__EXERCISE DESCRIPTION__
Your task is to transcribe all of the data below exactly, omitting the images.

═══ MATERIALS PROVIDED ═══

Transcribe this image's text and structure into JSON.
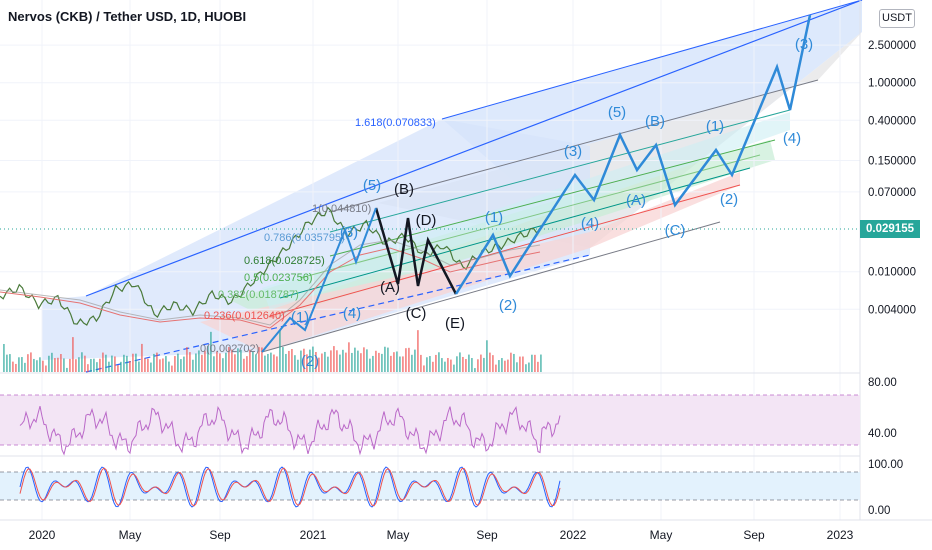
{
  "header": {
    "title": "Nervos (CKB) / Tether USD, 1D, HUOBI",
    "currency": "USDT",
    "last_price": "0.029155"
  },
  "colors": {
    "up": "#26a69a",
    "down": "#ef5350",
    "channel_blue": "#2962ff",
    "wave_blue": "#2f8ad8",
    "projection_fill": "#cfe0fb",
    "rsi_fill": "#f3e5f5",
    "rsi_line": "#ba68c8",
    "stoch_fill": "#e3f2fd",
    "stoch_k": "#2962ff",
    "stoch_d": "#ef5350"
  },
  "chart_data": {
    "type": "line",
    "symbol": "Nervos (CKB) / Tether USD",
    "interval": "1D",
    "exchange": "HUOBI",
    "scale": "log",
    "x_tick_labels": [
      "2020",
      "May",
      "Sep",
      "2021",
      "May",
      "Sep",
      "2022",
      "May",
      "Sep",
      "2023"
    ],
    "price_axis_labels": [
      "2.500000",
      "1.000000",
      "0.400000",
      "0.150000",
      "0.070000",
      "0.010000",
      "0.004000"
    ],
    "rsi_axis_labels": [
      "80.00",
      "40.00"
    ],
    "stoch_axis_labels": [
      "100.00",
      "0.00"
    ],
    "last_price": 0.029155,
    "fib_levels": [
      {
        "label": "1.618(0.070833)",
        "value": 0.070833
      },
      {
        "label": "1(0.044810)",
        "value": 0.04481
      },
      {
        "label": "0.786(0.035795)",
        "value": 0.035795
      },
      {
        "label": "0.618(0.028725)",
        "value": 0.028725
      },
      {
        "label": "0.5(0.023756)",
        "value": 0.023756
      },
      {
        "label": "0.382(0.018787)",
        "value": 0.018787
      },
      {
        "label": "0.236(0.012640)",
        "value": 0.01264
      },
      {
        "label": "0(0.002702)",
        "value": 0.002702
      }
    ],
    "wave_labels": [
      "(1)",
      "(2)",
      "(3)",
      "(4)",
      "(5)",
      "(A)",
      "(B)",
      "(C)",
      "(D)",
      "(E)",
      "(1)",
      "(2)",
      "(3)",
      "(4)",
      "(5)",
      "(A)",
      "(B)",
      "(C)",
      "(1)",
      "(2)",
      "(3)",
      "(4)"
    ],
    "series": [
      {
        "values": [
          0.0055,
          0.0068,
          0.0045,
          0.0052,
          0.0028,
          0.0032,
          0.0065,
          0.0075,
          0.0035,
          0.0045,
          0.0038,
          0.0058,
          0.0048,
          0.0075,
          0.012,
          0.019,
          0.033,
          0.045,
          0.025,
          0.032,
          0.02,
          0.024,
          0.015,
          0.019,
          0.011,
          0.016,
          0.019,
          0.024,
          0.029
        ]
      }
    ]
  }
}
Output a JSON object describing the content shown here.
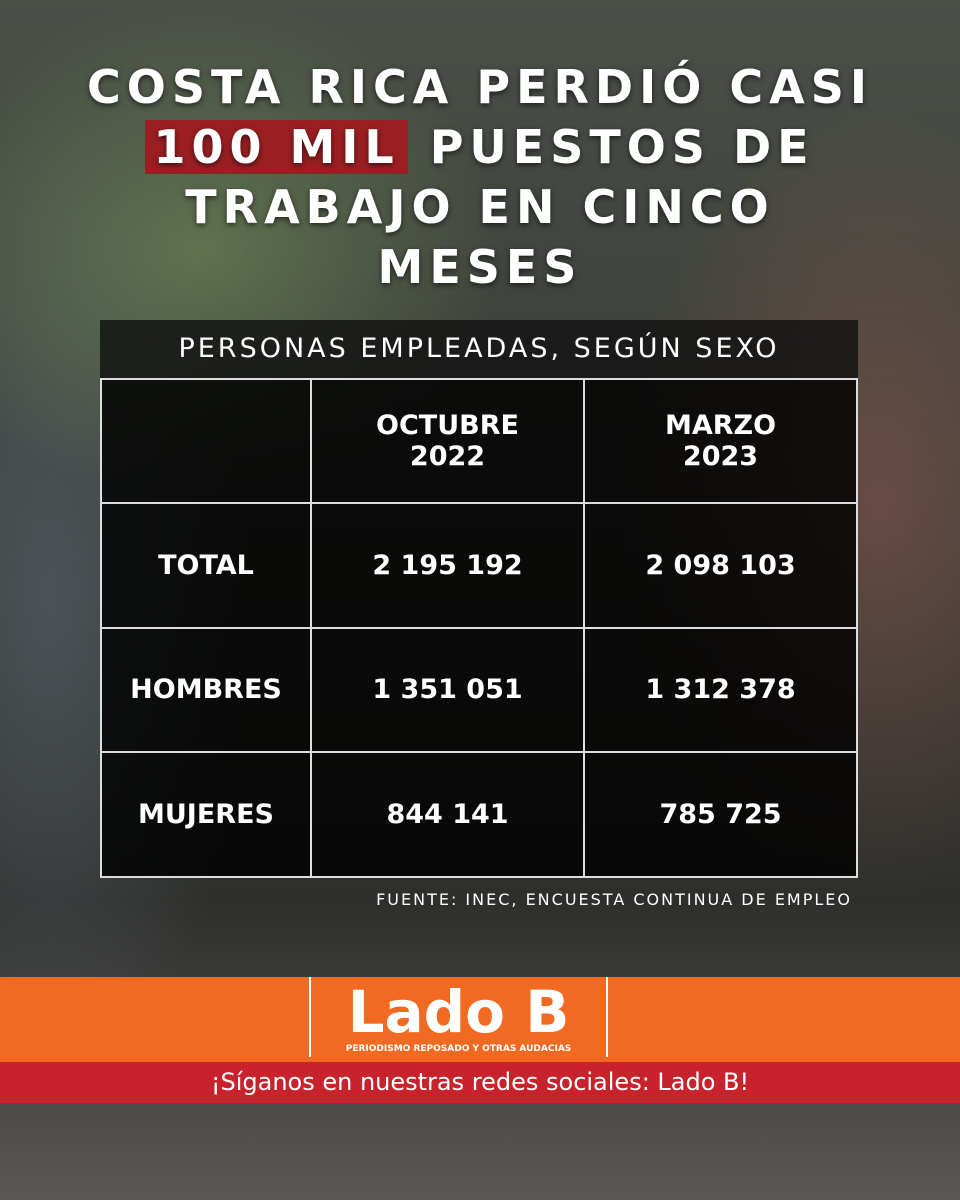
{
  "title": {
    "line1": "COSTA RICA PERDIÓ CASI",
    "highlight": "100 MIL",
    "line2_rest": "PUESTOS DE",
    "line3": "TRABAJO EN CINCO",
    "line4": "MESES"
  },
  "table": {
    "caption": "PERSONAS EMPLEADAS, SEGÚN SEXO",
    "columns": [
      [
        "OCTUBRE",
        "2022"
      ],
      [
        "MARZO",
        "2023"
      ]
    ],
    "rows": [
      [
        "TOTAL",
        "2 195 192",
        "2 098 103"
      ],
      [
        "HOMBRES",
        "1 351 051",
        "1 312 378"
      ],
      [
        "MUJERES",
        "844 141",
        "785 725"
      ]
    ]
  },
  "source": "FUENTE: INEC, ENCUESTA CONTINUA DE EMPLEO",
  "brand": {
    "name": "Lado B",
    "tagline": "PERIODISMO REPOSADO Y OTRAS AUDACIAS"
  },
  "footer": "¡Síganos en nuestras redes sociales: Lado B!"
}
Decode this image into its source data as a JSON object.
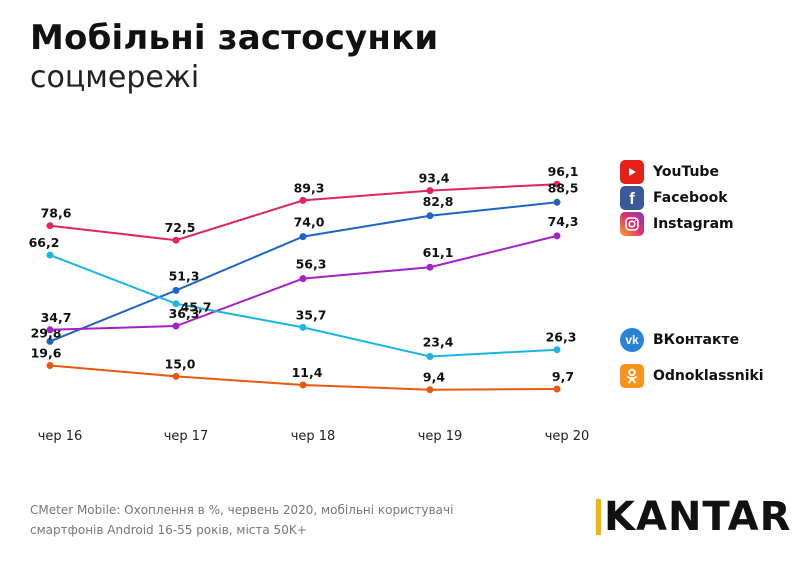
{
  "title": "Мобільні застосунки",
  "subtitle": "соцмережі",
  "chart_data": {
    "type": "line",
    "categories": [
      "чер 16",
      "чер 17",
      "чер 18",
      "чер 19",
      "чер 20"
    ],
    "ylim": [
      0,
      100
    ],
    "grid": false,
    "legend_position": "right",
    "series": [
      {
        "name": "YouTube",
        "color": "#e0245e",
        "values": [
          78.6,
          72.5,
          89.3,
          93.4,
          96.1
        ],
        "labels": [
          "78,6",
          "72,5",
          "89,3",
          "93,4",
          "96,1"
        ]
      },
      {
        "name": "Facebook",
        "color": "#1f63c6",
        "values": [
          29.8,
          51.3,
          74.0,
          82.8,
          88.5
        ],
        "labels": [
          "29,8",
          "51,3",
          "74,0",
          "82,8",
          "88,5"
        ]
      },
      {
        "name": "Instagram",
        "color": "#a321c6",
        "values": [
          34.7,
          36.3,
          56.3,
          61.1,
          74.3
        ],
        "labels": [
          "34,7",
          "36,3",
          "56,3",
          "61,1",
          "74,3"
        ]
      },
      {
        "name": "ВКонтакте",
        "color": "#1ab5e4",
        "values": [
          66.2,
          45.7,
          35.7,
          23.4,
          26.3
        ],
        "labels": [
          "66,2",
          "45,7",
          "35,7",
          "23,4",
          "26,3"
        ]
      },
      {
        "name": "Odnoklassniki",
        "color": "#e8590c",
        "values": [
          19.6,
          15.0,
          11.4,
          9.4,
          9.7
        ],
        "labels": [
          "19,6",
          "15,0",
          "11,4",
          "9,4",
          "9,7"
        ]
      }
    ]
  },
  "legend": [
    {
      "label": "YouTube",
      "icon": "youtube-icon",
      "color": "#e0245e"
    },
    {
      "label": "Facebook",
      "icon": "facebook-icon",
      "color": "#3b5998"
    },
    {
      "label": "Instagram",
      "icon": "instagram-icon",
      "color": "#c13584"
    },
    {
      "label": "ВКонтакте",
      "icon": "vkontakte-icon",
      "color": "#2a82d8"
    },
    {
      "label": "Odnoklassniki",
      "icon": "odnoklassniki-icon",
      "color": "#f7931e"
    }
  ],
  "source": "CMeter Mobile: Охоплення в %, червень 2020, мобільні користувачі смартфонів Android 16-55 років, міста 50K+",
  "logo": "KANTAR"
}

═══

__FULL OUTPUT__
Transcribe this image's text and structure into JSON.
{
  "header": {
    "title": "Nervos (CKB) / Tether USD, 1D, HUOBI",
    "currency": "USDT",
    "last_price": "0.029155"
  },
  "colors": {
    "up": "#26a69a",
    "down": "#ef5350",
    "channel_blue": "#2962ff",
    "wave_blue": "#2f8ad8",
    "projection_fill": "#cfe0fb",
    "rsi_fill": "#f3e5f5",
    "rsi_line": "#ba68c8",
    "stoch_fill": "#e3f2fd",
    "stoch_k": "#2962ff",
    "stoch_d": "#ef5350"
  },
  "chart_data": {
    "type": "line",
    "symbol": "Nervos (CKB) / Tether USD",
    "interval": "1D",
    "exchange": "HUOBI",
    "scale": "log",
    "x_tick_labels": [
      "2020",
      "May",
      "Sep",
      "2021",
      "May",
      "Sep",
      "2022",
      "May",
      "Sep",
      "2023"
    ],
    "price_axis_labels": [
      "2.500000",
      "1.000000",
      "0.400000",
      "0.150000",
      "0.070000",
      "0.010000",
      "0.004000"
    ],
    "rsi_axis_labels": [
      "80.00",
      "40.00"
    ],
    "stoch_axis_labels": [
      "100.00",
      "0.00"
    ],
    "last_price": 0.029155,
    "fib_levels": [
      {
        "label": "1.618(0.070833)",
        "value": 0.070833
      },
      {
        "label": "1(0.044810)",
        "value": 0.04481
      },
      {
        "label": "0.786(0.035795)",
        "value": 0.035795
      },
      {
        "label": "0.618(0.028725)",
        "value": 0.028725
      },
      {
        "label": "0.5(0.023756)",
        "value": 0.023756
      },
      {
        "label": "0.382(0.018787)",
        "value": 0.018787
      },
      {
        "label": "0.236(0.012640)",
        "value": 0.01264
      },
      {
        "label": "0(0.002702)",
        "value": 0.002702
      }
    ],
    "wave_labels": [
      "(1)",
      "(2)",
      "(3)",
      "(4)",
      "(5)",
      "(A)",
      "(B)",
      "(C)",
      "(D)",
      "(E)",
      "(1)",
      "(2)",
      "(3)",
      "(4)",
      "(5)",
      "(A)",
      "(B)",
      "(C)",
      "(1)",
      "(2)",
      "(3)",
      "(4)"
    ],
    "series": [
      {
        "values": [
          0.0055,
          0.0068,
          0.0045,
          0.0052,
          0.0028,
          0.0032,
          0.0065,
          0.0075,
          0.0035,
          0.0045,
          0.0038,
          0.0058,
          0.0048,
          0.0075,
          0.012,
          0.019,
          0.033,
          0.045,
          0.025,
          0.032,
          0.02,
          0.024,
          0.015,
          0.019,
          0.011,
          0.016,
          0.019,
          0.024,
          0.029
        ]
      }
    ]
  }
}
Output a JSON object describing the content shown here.
{
  "title": {
    "line1": "COSTA RICA PERDIÓ CASI",
    "highlight": "100 MIL",
    "line2_rest": "PUESTOS DE",
    "line3": "TRABAJO EN CINCO",
    "line4": "MESES"
  },
  "table": {
    "caption": "PERSONAS EMPLEADAS, SEGÚN SEXO",
    "columns": [
      [
        "OCTUBRE",
        "2022"
      ],
      [
        "MARZO",
        "2023"
      ]
    ],
    "rows": [
      [
        "TOTAL",
        "2 195 192",
        "2 098 103"
      ],
      [
        "HOMBRES",
        "1 351 051",
        "1 312 378"
      ],
      [
        "MUJERES",
        "844 141",
        "785 725"
      ]
    ]
  },
  "source": "FUENTE: INEC, ENCUESTA CONTINUA DE EMPLEO",
  "brand": {
    "name": "Lado B",
    "tagline": "PERIODISMO REPOSADO Y OTRAS AUDACIAS"
  },
  "footer": "¡Síganos en nuestras redes sociales: Lado B!"
}
Decode this image into its source data as a JSON object.
{
  "title": "Мобільні застосунки",
  "subtitle": "соцмережі",
  "chart_data": {
    "type": "line",
    "categories": [
      "чер 16",
      "чер 17",
      "чер 18",
      "чер 19",
      "чер 20"
    ],
    "ylim": [
      0,
      100
    ],
    "grid": false,
    "legend_position": "right",
    "series": [
      {
        "name": "YouTube",
        "color": "#e0245e",
        "values": [
          78.6,
          72.5,
          89.3,
          93.4,
          96.1
        ],
        "labels": [
          "78,6",
          "72,5",
          "89,3",
          "93,4",
          "96,1"
        ]
      },
      {
        "name": "Facebook",
        "color": "#1f63c6",
        "values": [
          29.8,
          51.3,
          74.0,
          82.8,
          88.5
        ],
        "labels": [
          "29,8",
          "51,3",
          "74,0",
          "82,8",
          "88,5"
        ]
      },
      {
        "name": "Instagram",
        "color": "#a321c6",
        "values": [
          34.7,
          36.3,
          56.3,
          61.1,
          74.3
        ],
        "labels": [
          "34,7",
          "36,3",
          "56,3",
          "61,1",
          "74,3"
        ]
      },
      {
        "name": "ВКонтакте",
        "color": "#1ab5e4",
        "values": [
          66.2,
          45.7,
          35.7,
          23.4,
          26.3
        ],
        "labels": [
          "66,2",
          "45,7",
          "35,7",
          "23,4",
          "26,3"
        ]
      },
      {
        "name": "Odnoklassniki",
        "color": "#e8590c",
        "values": [
          19.6,
          15.0,
          11.4,
          9.4,
          9.7
        ],
        "labels": [
          "19,6",
          "15,0",
          "11,4",
          "9,4",
          "9,7"
        ]
      }
    ]
  },
  "legend": [
    {
      "label": "YouTube",
      "icon": "youtube-icon",
      "color": "#e0245e"
    },
    {
      "label": "Facebook",
      "icon": "facebook-icon",
      "color": "#3b5998"
    },
    {
      "label": "Instagram",
      "icon": "instagram-icon",
      "color": "#c13584"
    },
    {
      "label": "ВКонтакте",
      "icon": "vkontakte-icon",
      "color": "#2a82d8"
    },
    {
      "label": "Odnoklassniki",
      "icon": "odnoklassniki-icon",
      "color": "#f7931e"
    }
  ],
  "source": "CMeter Mobile: Охоплення в %, червень 2020, мобільні користувачі смартфонів Android 16-55 років, міста 50K+",
  "logo": "KANTAR"
}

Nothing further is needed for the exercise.